[Records from a data source]
******

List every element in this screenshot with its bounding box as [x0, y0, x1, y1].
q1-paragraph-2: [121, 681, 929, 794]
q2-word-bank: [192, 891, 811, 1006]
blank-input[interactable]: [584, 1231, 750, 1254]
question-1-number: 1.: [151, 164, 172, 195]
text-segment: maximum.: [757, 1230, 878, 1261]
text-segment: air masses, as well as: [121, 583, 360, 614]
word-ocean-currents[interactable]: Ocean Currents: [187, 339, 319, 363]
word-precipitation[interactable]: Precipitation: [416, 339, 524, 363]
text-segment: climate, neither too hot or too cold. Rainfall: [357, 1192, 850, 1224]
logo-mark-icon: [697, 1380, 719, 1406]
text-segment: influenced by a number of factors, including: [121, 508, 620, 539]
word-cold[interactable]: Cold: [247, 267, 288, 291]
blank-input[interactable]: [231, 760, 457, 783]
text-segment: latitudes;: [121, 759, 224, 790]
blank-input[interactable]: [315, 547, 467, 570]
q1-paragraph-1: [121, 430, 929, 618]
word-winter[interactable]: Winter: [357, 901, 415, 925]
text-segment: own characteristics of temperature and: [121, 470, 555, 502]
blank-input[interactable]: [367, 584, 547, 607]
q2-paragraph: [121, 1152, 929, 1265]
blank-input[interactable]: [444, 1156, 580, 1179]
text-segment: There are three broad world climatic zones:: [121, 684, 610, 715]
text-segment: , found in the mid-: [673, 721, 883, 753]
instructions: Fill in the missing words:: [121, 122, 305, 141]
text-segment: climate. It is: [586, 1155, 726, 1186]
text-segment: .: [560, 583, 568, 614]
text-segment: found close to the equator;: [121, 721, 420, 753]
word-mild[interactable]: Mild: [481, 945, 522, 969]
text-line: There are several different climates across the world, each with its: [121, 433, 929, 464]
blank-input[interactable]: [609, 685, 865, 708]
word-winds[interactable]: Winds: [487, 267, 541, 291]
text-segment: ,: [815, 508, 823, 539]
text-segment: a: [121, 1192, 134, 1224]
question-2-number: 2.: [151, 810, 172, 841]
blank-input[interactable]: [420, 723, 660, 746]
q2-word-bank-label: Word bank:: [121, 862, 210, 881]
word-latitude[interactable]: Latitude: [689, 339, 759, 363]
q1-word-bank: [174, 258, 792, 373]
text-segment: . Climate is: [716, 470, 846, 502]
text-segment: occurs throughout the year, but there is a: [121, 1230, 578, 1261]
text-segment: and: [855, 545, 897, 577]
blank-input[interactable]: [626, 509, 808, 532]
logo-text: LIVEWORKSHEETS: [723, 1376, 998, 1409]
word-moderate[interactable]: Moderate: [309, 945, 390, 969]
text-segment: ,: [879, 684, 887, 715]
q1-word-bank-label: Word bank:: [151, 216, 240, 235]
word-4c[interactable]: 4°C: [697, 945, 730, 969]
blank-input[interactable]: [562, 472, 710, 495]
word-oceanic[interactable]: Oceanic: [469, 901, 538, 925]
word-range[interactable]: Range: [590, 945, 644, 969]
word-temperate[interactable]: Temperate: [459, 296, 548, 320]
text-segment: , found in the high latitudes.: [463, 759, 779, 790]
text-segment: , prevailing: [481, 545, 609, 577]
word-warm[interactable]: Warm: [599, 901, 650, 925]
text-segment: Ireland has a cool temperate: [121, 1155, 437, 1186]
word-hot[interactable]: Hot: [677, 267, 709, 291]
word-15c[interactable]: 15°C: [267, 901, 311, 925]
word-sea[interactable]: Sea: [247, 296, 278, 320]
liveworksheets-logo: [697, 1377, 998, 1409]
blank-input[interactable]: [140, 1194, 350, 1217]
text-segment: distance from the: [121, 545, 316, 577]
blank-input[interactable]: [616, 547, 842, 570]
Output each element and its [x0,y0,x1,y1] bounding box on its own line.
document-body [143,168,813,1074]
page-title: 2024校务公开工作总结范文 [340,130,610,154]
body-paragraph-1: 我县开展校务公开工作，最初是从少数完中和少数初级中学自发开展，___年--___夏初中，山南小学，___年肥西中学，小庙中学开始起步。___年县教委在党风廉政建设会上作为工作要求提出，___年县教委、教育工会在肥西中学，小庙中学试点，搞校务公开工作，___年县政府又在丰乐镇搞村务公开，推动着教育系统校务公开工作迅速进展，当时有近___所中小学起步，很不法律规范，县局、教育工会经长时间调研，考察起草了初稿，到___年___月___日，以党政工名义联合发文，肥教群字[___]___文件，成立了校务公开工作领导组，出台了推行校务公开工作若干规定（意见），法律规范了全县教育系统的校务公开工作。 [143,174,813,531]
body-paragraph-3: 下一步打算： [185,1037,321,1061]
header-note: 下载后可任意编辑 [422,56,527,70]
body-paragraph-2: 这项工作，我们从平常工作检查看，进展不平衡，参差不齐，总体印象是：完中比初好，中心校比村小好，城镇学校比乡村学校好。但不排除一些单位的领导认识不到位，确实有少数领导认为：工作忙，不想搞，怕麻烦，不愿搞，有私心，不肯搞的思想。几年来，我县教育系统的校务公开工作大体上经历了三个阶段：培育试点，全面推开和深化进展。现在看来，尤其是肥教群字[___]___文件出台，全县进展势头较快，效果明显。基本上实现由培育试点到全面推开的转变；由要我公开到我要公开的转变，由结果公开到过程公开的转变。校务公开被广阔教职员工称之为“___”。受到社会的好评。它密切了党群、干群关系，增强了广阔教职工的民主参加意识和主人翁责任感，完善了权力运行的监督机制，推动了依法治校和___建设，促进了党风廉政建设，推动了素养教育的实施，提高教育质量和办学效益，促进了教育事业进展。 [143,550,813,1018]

******

What to produce | For the lines starting at the first line and ending at the one containing "blank-input[interactable]: [231, 760, 457, 783]", replace "Rainfall" with "Snowfall" and leave everything else unchanged.

Reply to the exercise |
List every element in this screenshot with its bounding box as [x0, y0, x1, y1].
q1-paragraph-2: [121, 681, 929, 794]
q2-word-bank: [192, 891, 811, 1006]
blank-input[interactable]: [584, 1231, 750, 1254]
question-1-number: 1.: [151, 164, 172, 195]
text-segment: maximum.: [757, 1230, 878, 1261]
text-segment: air masses, as well as: [121, 583, 360, 614]
word-ocean-currents[interactable]: Ocean Currents: [187, 339, 319, 363]
word-precipitation[interactable]: Precipitation: [416, 339, 524, 363]
text-segment: climate, neither too hot or too cold. Snowfall: [357, 1192, 850, 1224]
logo-mark-icon: [697, 1380, 719, 1406]
text-segment: influenced by a number of factors, including: [121, 508, 620, 539]
word-cold[interactable]: Cold: [247, 267, 288, 291]
blank-input[interactable]: [231, 760, 457, 783]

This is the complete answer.